→ **INSTRUCTIONS FOR THE TASK**
Restate all the material verbatim, except for the pictures.

→ **Data entries**

* * * * * * * * *

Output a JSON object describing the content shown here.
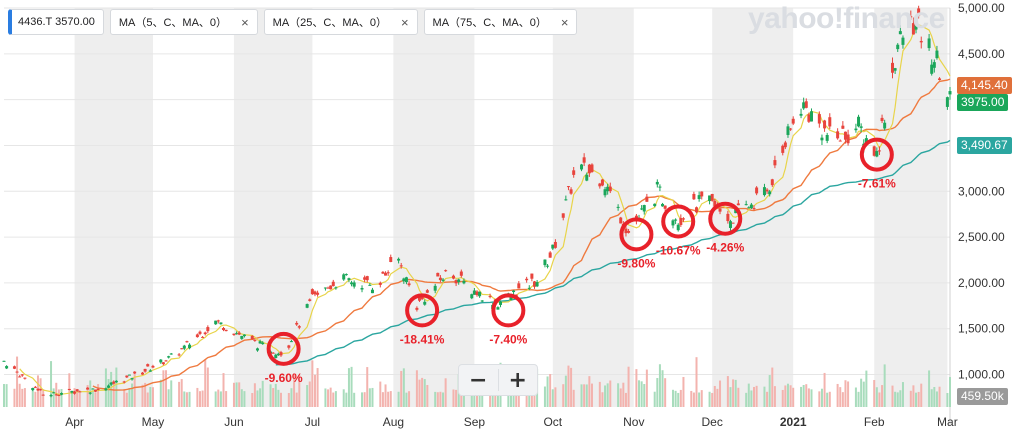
{
  "header": {
    "ticker_chip": "4436.T 3570.00",
    "ma_chips": [
      "MA（5、C、MA、0）",
      "MA（25、C、MA、0）",
      "MA（75、C、MA、0）"
    ],
    "close_glyph": "×",
    "watermark": "yahoo!finance"
  },
  "zoom": {
    "minus": "−",
    "plus": "+"
  },
  "colors": {
    "up": "#1aa65a",
    "down": "#e8443d",
    "ma5": "#e8d44a",
    "ma25": "#ef7a3f",
    "ma75": "#2ba6a0",
    "annotation": "#e8212a",
    "weekend_band": "#eeeeee"
  },
  "price_tags": [
    {
      "label": "4,145.40",
      "value": 4145.4,
      "color": "#e0703a"
    },
    {
      "label": "3975.00",
      "value": 3975,
      "color": "#1aa65a"
    },
    {
      "label": "3,490.67",
      "value": 3490.67,
      "color": "#2ba6a0"
    },
    {
      "label": "459.50k",
      "value": 900,
      "color": "#9a9a9a"
    }
  ],
  "chart_data": {
    "type": "candlestick",
    "ylim": [
      700,
      5000
    ],
    "y_ticks": [
      {
        "value": 1000,
        "label": "1,000.00"
      },
      {
        "value": 1500,
        "label": "1,500.00"
      },
      {
        "value": 2000,
        "label": "2,000.00"
      },
      {
        "value": 2500,
        "label": "2,500.00"
      },
      {
        "value": 3000,
        "label": "3,000.00"
      },
      {
        "value": 3500,
        "label": "3,500.00"
      },
      {
        "value": 4000,
        "label": "4,000.00"
      },
      {
        "value": 4500,
        "label": "4,500.00"
      },
      {
        "value": 5000,
        "label": "5,000.00"
      }
    ],
    "x_ticks": [
      {
        "label": "Apr",
        "date": "2020-04-01"
      },
      {
        "label": "May",
        "date": "2020-05-01"
      },
      {
        "label": "Jun",
        "date": "2020-06-01"
      },
      {
        "label": "Jul",
        "date": "2020-07-01"
      },
      {
        "label": "Aug",
        "date": "2020-08-01"
      },
      {
        "label": "Sep",
        "date": "2020-09-01"
      },
      {
        "label": "Oct",
        "date": "2020-10-01"
      },
      {
        "label": "Nov",
        "date": "2020-11-01"
      },
      {
        "label": "Dec",
        "date": "2020-12-01"
      },
      {
        "label": "2021",
        "date": "2021-01-01"
      },
      {
        "label": "Feb",
        "date": "2021-02-01"
      },
      {
        "label": "Mar",
        "date": "2021-03-01"
      }
    ],
    "date_range": [
      "2020-03-05",
      "2021-03-02"
    ],
    "close_anchors": [
      [
        "2020-03-05",
        1150
      ],
      [
        "2020-03-20",
        780
      ],
      [
        "2020-04-10",
        840
      ],
      [
        "2020-04-25",
        1000
      ],
      [
        "2020-05-10",
        1220
      ],
      [
        "2020-05-25",
        1580
      ],
      [
        "2020-06-10",
        1330
      ],
      [
        "2020-06-20",
        1230
      ],
      [
        "2020-07-01",
        1820
      ],
      [
        "2020-07-12",
        2050
      ],
      [
        "2020-07-25",
        1970
      ],
      [
        "2020-08-03",
        2250
      ],
      [
        "2020-08-10",
        1750
      ],
      [
        "2020-08-22",
        2130
      ],
      [
        "2020-08-31",
        1930
      ],
      [
        "2020-09-10",
        1780
      ],
      [
        "2020-09-25",
        2030
      ],
      [
        "2020-10-01",
        2350
      ],
      [
        "2020-10-10",
        3250
      ],
      [
        "2020-10-20",
        3150
      ],
      [
        "2020-10-30",
        2550
      ],
      [
        "2020-11-10",
        3000
      ],
      [
        "2020-11-18",
        2700
      ],
      [
        "2020-11-28",
        2900
      ],
      [
        "2020-12-08",
        2700
      ],
      [
        "2020-12-22",
        3000
      ],
      [
        "2021-01-04",
        3950
      ],
      [
        "2021-01-16",
        3550
      ],
      [
        "2021-01-26",
        3700
      ],
      [
        "2021-02-02",
        3400
      ],
      [
        "2021-02-10",
        4600
      ],
      [
        "2021-02-16",
        4850
      ],
      [
        "2021-02-25",
        4400
      ],
      [
        "2021-03-02",
        3975
      ]
    ],
    "series": [
      {
        "name": "MA（5、C、MA、0）",
        "color": "#e8d44a"
      },
      {
        "name": "MA（25、C、MA、0）",
        "color": "#ef7a3f"
      },
      {
        "name": "MA（75、C、MA、0）",
        "color": "#2ba6a0"
      }
    ],
    "annotations": [
      {
        "date": "2020-06-20",
        "value": 1280,
        "label": "-9.60%"
      },
      {
        "date": "2020-08-12",
        "value": 1700,
        "label": "-18.41%"
      },
      {
        "date": "2020-09-14",
        "value": 1700,
        "label": "-7.40%"
      },
      {
        "date": "2020-11-02",
        "value": 2530,
        "label": "-9.80%"
      },
      {
        "date": "2020-11-18",
        "value": 2670,
        "label": "-10.67%"
      },
      {
        "date": "2020-12-06",
        "value": 2700,
        "label": "-4.26%"
      },
      {
        "date": "2021-02-02",
        "value": 3400,
        "label": "-7.61%"
      }
    ]
  }
}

* * * * * * * * *

→ **SOLUTION**
Output a JSON object describing the content shown here.
{
  "header": {
    "ticker_chip": "4436.T 3570.00",
    "ma_chips": [
      "MA（5、C、MA、0）",
      "MA（25、C、MA、0）",
      "MA（75、C、MA、0）"
    ],
    "close_glyph": "×",
    "watermark": "yahoo!finance"
  },
  "zoom": {
    "minus": "−",
    "plus": "+"
  },
  "colors": {
    "up": "#1aa65a",
    "down": "#e8443d",
    "ma5": "#e8d44a",
    "ma25": "#ef7a3f",
    "ma75": "#2ba6a0",
    "annotation": "#e8212a",
    "weekend_band": "#eeeeee"
  },
  "price_tags": [
    {
      "label": "4,145.40",
      "value": 4145.4,
      "color": "#e0703a"
    },
    {
      "label": "3975.00",
      "value": 3975,
      "color": "#1aa65a"
    },
    {
      "label": "3,490.67",
      "value": 3490.67,
      "color": "#2ba6a0"
    },
    {
      "label": "459.50k",
      "value": 900,
      "color": "#9a9a9a"
    }
  ],
  "chart_data": {
    "type": "candlestick",
    "ylim": [
      700,
      5000
    ],
    "y_ticks": [
      {
        "value": 1000,
        "label": "1,000.00"
      },
      {
        "value": 1500,
        "label": "1,500.00"
      },
      {
        "value": 2000,
        "label": "2,000.00"
      },
      {
        "value": 2500,
        "label": "2,500.00"
      },
      {
        "value": 3000,
        "label": "3,000.00"
      },
      {
        "value": 3500,
        "label": "3,500.00"
      },
      {
        "value": 4000,
        "label": "4,000.00"
      },
      {
        "value": 4500,
        "label": "4,500.00"
      },
      {
        "value": 5000,
        "label": "5,000.00"
      }
    ],
    "x_ticks": [
      {
        "label": "Apr",
        "date": "2020-04-01"
      },
      {
        "label": "May",
        "date": "2020-05-01"
      },
      {
        "label": "Jun",
        "date": "2020-06-01"
      },
      {
        "label": "Jul",
        "date": "2020-07-01"
      },
      {
        "label": "Aug",
        "date": "2020-08-01"
      },
      {
        "label": "Sep",
        "date": "2020-09-01"
      },
      {
        "label": "Oct",
        "date": "2020-10-01"
      },
      {
        "label": "Nov",
        "date": "2020-11-01"
      },
      {
        "label": "Dec",
        "date": "2020-12-01"
      },
      {
        "label": "2021",
        "date": "2021-01-01"
      },
      {
        "label": "Feb",
        "date": "2021-02-01"
      },
      {
        "label": "Mar",
        "date": "2021-03-01"
      }
    ],
    "date_range": [
      "2020-03-05",
      "2021-03-02"
    ],
    "close_anchors": [
      [
        "2020-03-05",
        1150
      ],
      [
        "2020-03-20",
        780
      ],
      [
        "2020-04-10",
        840
      ],
      [
        "2020-04-25",
        1000
      ],
      [
        "2020-05-10",
        1220
      ],
      [
        "2020-05-25",
        1580
      ],
      [
        "2020-06-10",
        1330
      ],
      [
        "2020-06-20",
        1230
      ],
      [
        "2020-07-01",
        1820
      ],
      [
        "2020-07-12",
        2050
      ],
      [
        "2020-07-25",
        1970
      ],
      [
        "2020-08-03",
        2250
      ],
      [
        "2020-08-10",
        1750
      ],
      [
        "2020-08-22",
        2130
      ],
      [
        "2020-08-31",
        1930
      ],
      [
        "2020-09-10",
        1780
      ],
      [
        "2020-09-25",
        2030
      ],
      [
        "2020-10-01",
        2350
      ],
      [
        "2020-10-10",
        3250
      ],
      [
        "2020-10-20",
        3150
      ],
      [
        "2020-10-30",
        2550
      ],
      [
        "2020-11-10",
        3000
      ],
      [
        "2020-11-18",
        2700
      ],
      [
        "2020-11-28",
        2900
      ],
      [
        "2020-12-08",
        2700
      ],
      [
        "2020-12-22",
        3000
      ],
      [
        "2021-01-04",
        3950
      ],
      [
        "2021-01-16",
        3550
      ],
      [
        "2021-01-26",
        3700
      ],
      [
        "2021-02-02",
        3400
      ],
      [
        "2021-02-10",
        4600
      ],
      [
        "2021-02-16",
        4850
      ],
      [
        "2021-02-25",
        4400
      ],
      [
        "2021-03-02",
        3975
      ]
    ],
    "series": [
      {
        "name": "MA（5、C、MA、0）",
        "color": "#e8d44a"
      },
      {
        "name": "MA（25、C、MA、0）",
        "color": "#ef7a3f"
      },
      {
        "name": "MA（75、C、MA、0）",
        "color": "#2ba6a0"
      }
    ],
    "annotations": [
      {
        "date": "2020-06-20",
        "value": 1280,
        "label": "-9.60%"
      },
      {
        "date": "2020-08-12",
        "value": 1700,
        "label": "-18.41%"
      },
      {
        "date": "2020-09-14",
        "value": 1700,
        "label": "-7.40%"
      },
      {
        "date": "2020-11-02",
        "value": 2530,
        "label": "-9.80%"
      },
      {
        "date": "2020-11-18",
        "value": 2670,
        "label": "-10.67%"
      },
      {
        "date": "2020-12-06",
        "value": 2700,
        "label": "-4.26%"
      },
      {
        "date": "2021-02-02",
        "value": 3400,
        "label": "-7.61%"
      }
    ]
  }
}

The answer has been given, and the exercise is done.